- **指示**
1: 課題文のうち、「また、身近な病気である糖尿病」から始まり「出を選択することもあります。」で終わる部分を、一字一句変えずに出力しなさい。
2: 課題文を読んで、次の問いに答えなさい。
(a) すい臓が併せ持つ二つの機能は何か。
(b) 膵炎の主な症状として挙げられているものは何か。
(c) 膵のう胞が悪性であると判断された場合、どのような治療が行われるか。

- **課題文**
すい臓の病気(膵炎・膵のう胞・すい臓がんなど)
すい臓は、ホルモンを分泌する内分泌機能と、消化酵素である膵液を小腸に送り込む外分泌機能を併せ持つ重要な器官です。
これらの機能に異常をきたすことで、膵炎や膵のう胞、すい臓がんといった深刻な病気が引き起こされます。
また、身近な病気である糖尿病も、内分泌機能の異常によって血糖値が異常に上昇する疾患の一つです。
激しい腹痛を伴う膵炎
膵炎とは、何らかの原因によって膵臓そのものに炎症が起こる病気です。
重症化した場合は、命に関わる危険性もあるため、早期の診断と適切な治療が欠かせません。
主な症状として、激しい腹痛や嘔吐が見られ、腹部を圧迫されると強い痛みを感じるのが特徴です。
なお、胆石症が原因となって発症する急性膵炎の場合は、手術による摘出を選択することもあります。
良性と悪性の判断が重要な膵のう胞
膵のう胞とは、すい臓の内部や周囲にできる、液体が溜まった袋状のものを指します。
多くは良性ですが、こののう胞が悪性(がん化する可能性があるもの)であると判断された場合には、手術によって切除する治療が行われます。

- **抽出資料**
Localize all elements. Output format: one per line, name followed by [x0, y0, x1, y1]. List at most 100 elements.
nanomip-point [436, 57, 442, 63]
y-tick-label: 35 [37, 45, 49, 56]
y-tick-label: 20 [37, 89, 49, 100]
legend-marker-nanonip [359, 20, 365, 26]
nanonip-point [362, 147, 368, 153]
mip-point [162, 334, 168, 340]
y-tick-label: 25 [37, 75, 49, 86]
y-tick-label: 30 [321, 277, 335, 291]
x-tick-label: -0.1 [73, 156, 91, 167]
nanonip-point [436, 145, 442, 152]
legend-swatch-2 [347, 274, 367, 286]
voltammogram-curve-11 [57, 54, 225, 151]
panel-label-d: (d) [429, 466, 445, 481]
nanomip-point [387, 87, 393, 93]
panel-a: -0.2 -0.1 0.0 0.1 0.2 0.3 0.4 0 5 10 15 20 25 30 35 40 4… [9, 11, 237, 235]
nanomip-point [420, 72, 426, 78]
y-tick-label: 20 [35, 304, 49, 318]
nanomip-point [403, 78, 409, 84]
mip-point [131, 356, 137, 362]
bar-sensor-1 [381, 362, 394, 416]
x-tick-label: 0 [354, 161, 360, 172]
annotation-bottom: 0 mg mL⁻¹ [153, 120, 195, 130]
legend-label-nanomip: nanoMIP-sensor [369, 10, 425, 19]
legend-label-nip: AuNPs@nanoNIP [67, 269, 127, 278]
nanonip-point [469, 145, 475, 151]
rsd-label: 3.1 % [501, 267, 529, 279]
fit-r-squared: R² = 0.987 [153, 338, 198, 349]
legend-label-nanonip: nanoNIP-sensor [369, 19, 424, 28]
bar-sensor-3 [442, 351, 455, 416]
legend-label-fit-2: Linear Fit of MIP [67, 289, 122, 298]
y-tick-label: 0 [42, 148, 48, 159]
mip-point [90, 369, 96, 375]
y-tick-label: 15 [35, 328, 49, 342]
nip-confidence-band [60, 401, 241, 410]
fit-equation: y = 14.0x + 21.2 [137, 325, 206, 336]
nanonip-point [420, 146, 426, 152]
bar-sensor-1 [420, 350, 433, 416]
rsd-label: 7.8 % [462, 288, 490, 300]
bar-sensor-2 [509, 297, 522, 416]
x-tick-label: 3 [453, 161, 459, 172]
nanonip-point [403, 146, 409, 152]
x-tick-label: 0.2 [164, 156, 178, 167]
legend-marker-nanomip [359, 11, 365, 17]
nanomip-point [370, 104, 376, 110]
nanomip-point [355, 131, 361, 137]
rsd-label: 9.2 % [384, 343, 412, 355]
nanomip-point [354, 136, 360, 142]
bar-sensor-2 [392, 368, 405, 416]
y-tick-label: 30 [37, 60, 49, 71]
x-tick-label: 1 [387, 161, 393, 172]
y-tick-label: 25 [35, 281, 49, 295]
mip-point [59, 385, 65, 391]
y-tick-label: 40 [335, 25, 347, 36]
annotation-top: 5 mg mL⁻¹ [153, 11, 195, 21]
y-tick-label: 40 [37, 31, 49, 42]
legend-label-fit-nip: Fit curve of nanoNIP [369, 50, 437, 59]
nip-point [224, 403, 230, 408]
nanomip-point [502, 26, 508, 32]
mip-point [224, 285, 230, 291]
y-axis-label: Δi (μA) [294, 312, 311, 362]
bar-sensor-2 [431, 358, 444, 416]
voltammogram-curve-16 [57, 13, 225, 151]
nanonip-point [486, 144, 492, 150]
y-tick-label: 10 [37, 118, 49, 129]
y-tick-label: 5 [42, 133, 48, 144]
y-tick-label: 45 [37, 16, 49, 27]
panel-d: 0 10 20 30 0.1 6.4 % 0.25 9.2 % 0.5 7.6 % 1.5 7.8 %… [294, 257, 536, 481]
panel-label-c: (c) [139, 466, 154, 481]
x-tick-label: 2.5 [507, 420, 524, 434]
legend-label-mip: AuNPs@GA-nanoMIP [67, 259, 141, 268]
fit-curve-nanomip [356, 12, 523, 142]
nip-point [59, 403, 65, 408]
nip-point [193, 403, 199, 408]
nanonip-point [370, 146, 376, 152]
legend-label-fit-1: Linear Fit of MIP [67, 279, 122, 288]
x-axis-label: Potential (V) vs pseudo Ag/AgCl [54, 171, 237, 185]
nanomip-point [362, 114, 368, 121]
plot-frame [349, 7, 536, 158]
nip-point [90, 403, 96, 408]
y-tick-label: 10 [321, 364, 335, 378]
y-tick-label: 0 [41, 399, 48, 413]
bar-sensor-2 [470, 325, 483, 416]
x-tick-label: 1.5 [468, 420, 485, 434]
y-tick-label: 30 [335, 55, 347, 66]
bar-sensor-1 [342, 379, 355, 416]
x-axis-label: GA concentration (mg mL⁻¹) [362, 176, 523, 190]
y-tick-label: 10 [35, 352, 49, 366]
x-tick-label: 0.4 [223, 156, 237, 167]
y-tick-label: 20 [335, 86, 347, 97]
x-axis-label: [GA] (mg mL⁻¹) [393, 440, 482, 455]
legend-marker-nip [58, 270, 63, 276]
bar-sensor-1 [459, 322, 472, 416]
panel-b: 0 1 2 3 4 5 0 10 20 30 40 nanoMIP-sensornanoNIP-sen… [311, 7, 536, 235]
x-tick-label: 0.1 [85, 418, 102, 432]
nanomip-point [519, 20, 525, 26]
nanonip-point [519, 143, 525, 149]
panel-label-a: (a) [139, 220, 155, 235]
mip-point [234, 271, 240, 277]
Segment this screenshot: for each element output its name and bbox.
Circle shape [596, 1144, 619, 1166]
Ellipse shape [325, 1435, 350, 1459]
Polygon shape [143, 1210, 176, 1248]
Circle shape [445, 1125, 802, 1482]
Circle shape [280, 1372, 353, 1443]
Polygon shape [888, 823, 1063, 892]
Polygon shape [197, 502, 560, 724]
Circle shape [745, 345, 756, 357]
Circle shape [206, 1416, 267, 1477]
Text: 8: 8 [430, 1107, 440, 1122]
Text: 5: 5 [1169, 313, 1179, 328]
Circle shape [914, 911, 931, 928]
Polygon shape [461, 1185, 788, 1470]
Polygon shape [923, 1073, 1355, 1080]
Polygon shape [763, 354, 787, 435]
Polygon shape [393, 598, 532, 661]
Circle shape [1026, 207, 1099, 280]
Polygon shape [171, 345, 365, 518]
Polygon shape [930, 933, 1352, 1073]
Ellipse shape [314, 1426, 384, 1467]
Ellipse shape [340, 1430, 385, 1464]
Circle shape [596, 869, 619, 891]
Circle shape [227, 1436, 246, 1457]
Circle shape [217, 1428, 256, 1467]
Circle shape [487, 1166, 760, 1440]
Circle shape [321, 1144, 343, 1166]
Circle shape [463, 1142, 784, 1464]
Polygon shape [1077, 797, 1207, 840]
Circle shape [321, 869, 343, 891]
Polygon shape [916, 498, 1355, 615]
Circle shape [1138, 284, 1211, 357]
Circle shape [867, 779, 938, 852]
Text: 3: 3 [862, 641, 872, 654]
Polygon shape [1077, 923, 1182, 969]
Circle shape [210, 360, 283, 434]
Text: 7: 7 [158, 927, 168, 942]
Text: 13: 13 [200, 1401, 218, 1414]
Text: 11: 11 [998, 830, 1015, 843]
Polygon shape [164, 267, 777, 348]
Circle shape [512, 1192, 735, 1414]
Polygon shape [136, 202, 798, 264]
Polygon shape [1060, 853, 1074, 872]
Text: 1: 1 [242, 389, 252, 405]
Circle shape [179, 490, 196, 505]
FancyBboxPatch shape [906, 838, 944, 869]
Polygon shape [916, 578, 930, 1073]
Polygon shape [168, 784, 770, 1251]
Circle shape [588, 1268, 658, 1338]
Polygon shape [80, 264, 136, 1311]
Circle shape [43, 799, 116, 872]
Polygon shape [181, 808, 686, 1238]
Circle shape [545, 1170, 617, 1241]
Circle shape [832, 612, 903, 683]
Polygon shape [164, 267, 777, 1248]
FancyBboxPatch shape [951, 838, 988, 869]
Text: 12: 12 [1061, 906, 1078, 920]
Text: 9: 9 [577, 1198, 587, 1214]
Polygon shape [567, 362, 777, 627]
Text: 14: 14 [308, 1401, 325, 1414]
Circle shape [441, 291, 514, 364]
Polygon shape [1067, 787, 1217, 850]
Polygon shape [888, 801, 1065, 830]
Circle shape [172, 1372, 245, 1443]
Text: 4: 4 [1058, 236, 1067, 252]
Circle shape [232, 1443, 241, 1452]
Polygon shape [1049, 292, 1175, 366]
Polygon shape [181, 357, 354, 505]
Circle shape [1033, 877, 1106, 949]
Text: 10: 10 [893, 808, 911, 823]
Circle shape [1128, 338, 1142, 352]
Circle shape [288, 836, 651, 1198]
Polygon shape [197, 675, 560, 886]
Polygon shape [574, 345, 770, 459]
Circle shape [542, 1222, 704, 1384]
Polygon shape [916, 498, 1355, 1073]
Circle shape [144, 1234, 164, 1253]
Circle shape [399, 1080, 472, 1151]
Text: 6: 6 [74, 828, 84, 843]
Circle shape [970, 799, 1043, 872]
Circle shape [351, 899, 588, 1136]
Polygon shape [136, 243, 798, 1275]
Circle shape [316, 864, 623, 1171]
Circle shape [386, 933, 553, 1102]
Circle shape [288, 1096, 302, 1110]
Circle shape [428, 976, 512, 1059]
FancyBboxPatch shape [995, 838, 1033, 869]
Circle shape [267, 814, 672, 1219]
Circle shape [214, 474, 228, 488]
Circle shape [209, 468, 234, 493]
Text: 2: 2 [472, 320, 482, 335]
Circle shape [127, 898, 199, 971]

- **各問の解答**
1:
また、身近な病気である糖尿病も、内分泌機能の異常によって血糖値が異常に上昇する疾患の一つです。
激しい腹痛を伴う膵炎
膵炎とは、何らかの原因によって膵臓そのものに炎症が起こる病気です。
重症化した場合は、命に関わる危険性もあるため、早期の診断と適切な治療が欠かせません。
主な症状として、激しい腹痛や嘔吐が見られ、腹部を圧迫されると強い痛みを感じるのが特徴です。
なお、胆石症が原因となって発症する急性膵炎の場合は、手術による摘出を選択することもあります。

2:
(a) ホルモンを分泌する内分泌機能と、消化酵素である膵液を小腸に送り込む外分泌機能
(b) 激しい腹痛や嘔吐
(c) 手術によって切除する治療